* **WRITTEN TASK**
Go through the listing and return every line with "Number" in it.

** start **

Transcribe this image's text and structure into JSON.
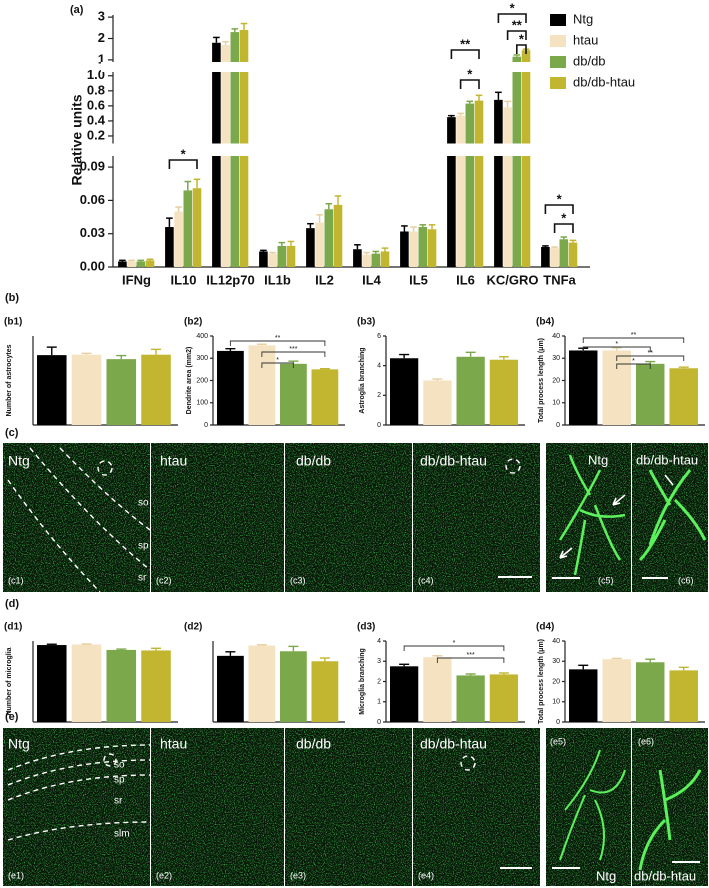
{
  "chart_data": [
    {
      "type": "broken-bar",
      "panel": "(a)",
      "y_label": "Relative units",
      "categories": [
        "IFNg",
        "IL10",
        "IL12p70",
        "IL1b",
        "IL2",
        "IL4",
        "IL5",
        "IL6",
        "KC/GRO",
        "TNFa"
      ],
      "y_segments": [
        {
          "ylim": [
            0,
            0.1
          ],
          "yticks": [
            {
              "value": 0,
              "label": "0.00"
            },
            {
              "value": 0.03,
              "label": "0.03"
            },
            {
              "value": 0.06,
              "label": "0.06"
            },
            {
              "value": 0.09,
              "label": "0.09"
            }
          ]
        },
        {
          "ylim": [
            0.1,
            1.05
          ],
          "yticks": [
            0.2,
            0.4,
            0.6,
            0.8,
            {
              "value": 1,
              "label": "1.0"
            }
          ]
        },
        {
          "ylim": [
            0.9,
            3.1
          ],
          "yticks": [
            1,
            2,
            3
          ]
        }
      ],
      "series": [
        {
          "name": "Ntg",
          "color": "#000000",
          "values": [
            0.005,
            0.036,
            1.8,
            0.014,
            0.035,
            0.016,
            0.032,
            0.45,
            0.68,
            0.018
          ],
          "errors": [
            0.001,
            0.008,
            0.25,
            0.001,
            0.004,
            0.004,
            0.005,
            0.02,
            0.1,
            0.001
          ]
        },
        {
          "name": "htau",
          "color": "#f5e2c0",
          "values": [
            0.005,
            0.05,
            1.7,
            0.012,
            0.04,
            0.011,
            0.032,
            0.47,
            0.58,
            0.017
          ],
          "errors": [
            0.001,
            0.004,
            0.15,
            0.001,
            0.007,
            0.002,
            0.004,
            0.03,
            0.08,
            0.001
          ]
        },
        {
          "name": "db/db",
          "color": "#7aa84a",
          "values": [
            0.005,
            0.069,
            2.3,
            0.019,
            0.052,
            0.012,
            0.036,
            0.63,
            1.15,
            0.025
          ],
          "errors": [
            0.001,
            0.008,
            0.15,
            0.003,
            0.005,
            0.002,
            0.002,
            0.03,
            0.08,
            0.002
          ]
        },
        {
          "name": "db/db-htau",
          "color": "#c2b530",
          "values": [
            0.006,
            0.071,
            2.4,
            0.019,
            0.056,
            0.014,
            0.034,
            0.67,
            1.45,
            0.022
          ],
          "errors": [
            0.001,
            0.008,
            0.3,
            0.004,
            0.008,
            0.003,
            0.004,
            0.07,
            0.05,
            0.002
          ]
        }
      ],
      "annotations": [
        "*",
        "**",
        "*",
        "*",
        "**",
        "*",
        "*",
        "*"
      ]
    },
    {
      "type": "bar",
      "panel": "(b1)",
      "y_label": "Number of astrocytes",
      "ylim": [
        0,
        200
      ],
      "values": [
        157,
        158,
        148,
        158
      ],
      "errors": [
        18,
        3,
        8,
        12
      ],
      "colors": [
        "#000000",
        "#f5e2c0",
        "#7aa84a",
        "#c2b530"
      ]
    },
    {
      "type": "bar",
      "panel": "(b2)",
      "y_label": "Dendrite area (mm2)",
      "ylim": [
        0,
        400
      ],
      "yticks": [
        0,
        100,
        200,
        300,
        400
      ],
      "values": [
        333,
        358,
        275,
        250
      ],
      "errors": [
        10,
        5,
        12,
        3
      ],
      "colors": [
        "#000000",
        "#f5e2c0",
        "#7aa84a",
        "#c2b530"
      ],
      "annotations": [
        "**",
        "***",
        "*"
      ]
    },
    {
      "type": "bar",
      "panel": "(b3)",
      "y_label": "Astroglia branching",
      "ylim": [
        0,
        6
      ],
      "yticks": [
        0,
        2,
        4,
        6
      ],
      "values": [
        4.5,
        3.0,
        4.6,
        4.4
      ],
      "errors": [
        0.25,
        0.1,
        0.3,
        0.2
      ],
      "colors": [
        "#000000",
        "#f5e2c0",
        "#7aa84a",
        "#c2b530"
      ]
    },
    {
      "type": "bar",
      "panel": "(b4)",
      "y_label": "Total process length (μm)",
      "ylim": [
        0,
        40
      ],
      "yticks": [
        0,
        10,
        20,
        30,
        40
      ],
      "values": [
        33.5,
        33.5,
        27.5,
        25.5
      ],
      "errors": [
        1,
        1.2,
        1,
        0.5
      ],
      "colors": [
        "#000000",
        "#f5e2c0",
        "#7aa84a",
        "#c2b530"
      ],
      "annotations": [
        "**",
        "*",
        "**",
        "*"
      ]
    },
    {
      "type": "bar",
      "panel": "(d1)",
      "y_label": "Number of microglia",
      "ylim": [
        0,
        300
      ],
      "values": [
        285,
        287,
        267,
        265
      ],
      "errors": [
        3,
        2,
        3,
        8
      ],
      "colors": [
        "#000000",
        "#f5e2c0",
        "#7aa84a",
        "#c2b530"
      ]
    },
    {
      "type": "bar",
      "panel": "(d2)",
      "ylim": [
        0,
        300
      ],
      "values": [
        245,
        283,
        262,
        225
      ],
      "errors": [
        15,
        3,
        18,
        12
      ],
      "colors": [
        "#000000",
        "#f5e2c0",
        "#7aa84a",
        "#c2b530"
      ]
    },
    {
      "type": "bar",
      "panel": "(d3)",
      "y_label": "Microglia branching",
      "ylim": [
        0,
        4
      ],
      "yticks": [
        0,
        1,
        2,
        3,
        4
      ],
      "values": [
        2.75,
        3.2,
        2.3,
        2.35
      ],
      "errors": [
        0.1,
        0.07,
        0.07,
        0.07
      ],
      "colors": [
        "#000000",
        "#f5e2c0",
        "#7aa84a",
        "#c2b530"
      ],
      "annotations": [
        "*",
        "***"
      ]
    },
    {
      "type": "bar",
      "panel": "(d4)",
      "y_label": "Total process length (μm)",
      "ylim": [
        0,
        40
      ],
      "yticks": [
        0,
        10,
        20,
        30,
        40
      ],
      "values": [
        26,
        31,
        29.5,
        25.5
      ],
      "errors": [
        2,
        0.4,
        1.5,
        1.5
      ],
      "colors": [
        "#000000",
        "#f5e2c0",
        "#7aa84a",
        "#c2b530"
      ]
    }
  ],
  "figure": {
    "sections": [
      "(b)",
      "(c)",
      "(d)",
      "(e)"
    ],
    "c_images": [
      {
        "panel": "(c1)",
        "labels": [
          "Ntg",
          "so",
          "sp",
          "sr"
        ]
      },
      {
        "panel": "(c2)",
        "labels": [
          "htau"
        ]
      },
      {
        "panel": "(c3)",
        "labels": [
          "db/db"
        ]
      },
      {
        "panel": "(c4)",
        "labels": [
          "db/db-htau"
        ]
      },
      {
        "panel": "(c5)",
        "labels": [
          "Ntg"
        ]
      },
      {
        "panel": "(c6)",
        "labels": [
          "db/db-htau"
        ]
      }
    ],
    "e_images": [
      {
        "panel": "(e1)",
        "labels": [
          "Ntg",
          "so",
          "sp",
          "sr",
          "slm"
        ]
      },
      {
        "panel": "(e2)",
        "labels": [
          "htau"
        ]
      },
      {
        "panel": "(e3)",
        "labels": [
          "db/db"
        ]
      },
      {
        "panel": "(e4)",
        "labels": [
          "db/db-htau"
        ]
      },
      {
        "panel": "(e5)",
        "labels": [
          "Ntg"
        ]
      },
      {
        "panel": "(e6)",
        "labels": [
          "db/db-htau"
        ]
      }
    ]
  }
}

** end **

* **OUTPUT**
      "y_label": "Number of astrocytes",
      "y_label": "Number of microglia",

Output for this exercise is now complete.